Supplied material
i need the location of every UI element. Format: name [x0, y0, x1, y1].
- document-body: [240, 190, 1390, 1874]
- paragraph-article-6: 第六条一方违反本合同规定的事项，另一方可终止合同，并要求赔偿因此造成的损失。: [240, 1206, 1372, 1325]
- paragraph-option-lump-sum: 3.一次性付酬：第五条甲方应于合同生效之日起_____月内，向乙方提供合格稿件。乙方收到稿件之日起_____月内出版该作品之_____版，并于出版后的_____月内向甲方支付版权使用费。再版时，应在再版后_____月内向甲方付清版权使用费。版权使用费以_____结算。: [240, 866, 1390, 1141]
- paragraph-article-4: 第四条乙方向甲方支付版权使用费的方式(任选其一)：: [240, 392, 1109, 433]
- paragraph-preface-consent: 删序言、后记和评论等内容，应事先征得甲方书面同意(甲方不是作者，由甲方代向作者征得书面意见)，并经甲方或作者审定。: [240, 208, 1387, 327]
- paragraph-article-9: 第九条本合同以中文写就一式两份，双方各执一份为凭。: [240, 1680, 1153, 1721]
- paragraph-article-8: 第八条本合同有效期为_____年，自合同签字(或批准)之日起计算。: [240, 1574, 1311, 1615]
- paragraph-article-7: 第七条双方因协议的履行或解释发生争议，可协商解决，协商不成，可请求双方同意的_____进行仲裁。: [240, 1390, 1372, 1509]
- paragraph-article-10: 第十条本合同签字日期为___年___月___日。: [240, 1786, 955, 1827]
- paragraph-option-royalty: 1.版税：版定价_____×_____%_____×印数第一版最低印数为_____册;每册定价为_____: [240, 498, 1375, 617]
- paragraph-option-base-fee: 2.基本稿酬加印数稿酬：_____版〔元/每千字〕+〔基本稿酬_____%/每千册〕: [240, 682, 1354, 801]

Request
Reproduce the lines above word for word, from the first one through the line that contains "1206, 1372, 1325]", including both.

Finished task
i need the location of every UI element. Format: name [x0, y0, x1, y1].
- document-body: [240, 190, 1390, 1874]
- paragraph-article-6: 第六条一方违反本合同规定的事项，另一方可终止合同，并要求赔偿因此造成的损失。: [240, 1206, 1372, 1325]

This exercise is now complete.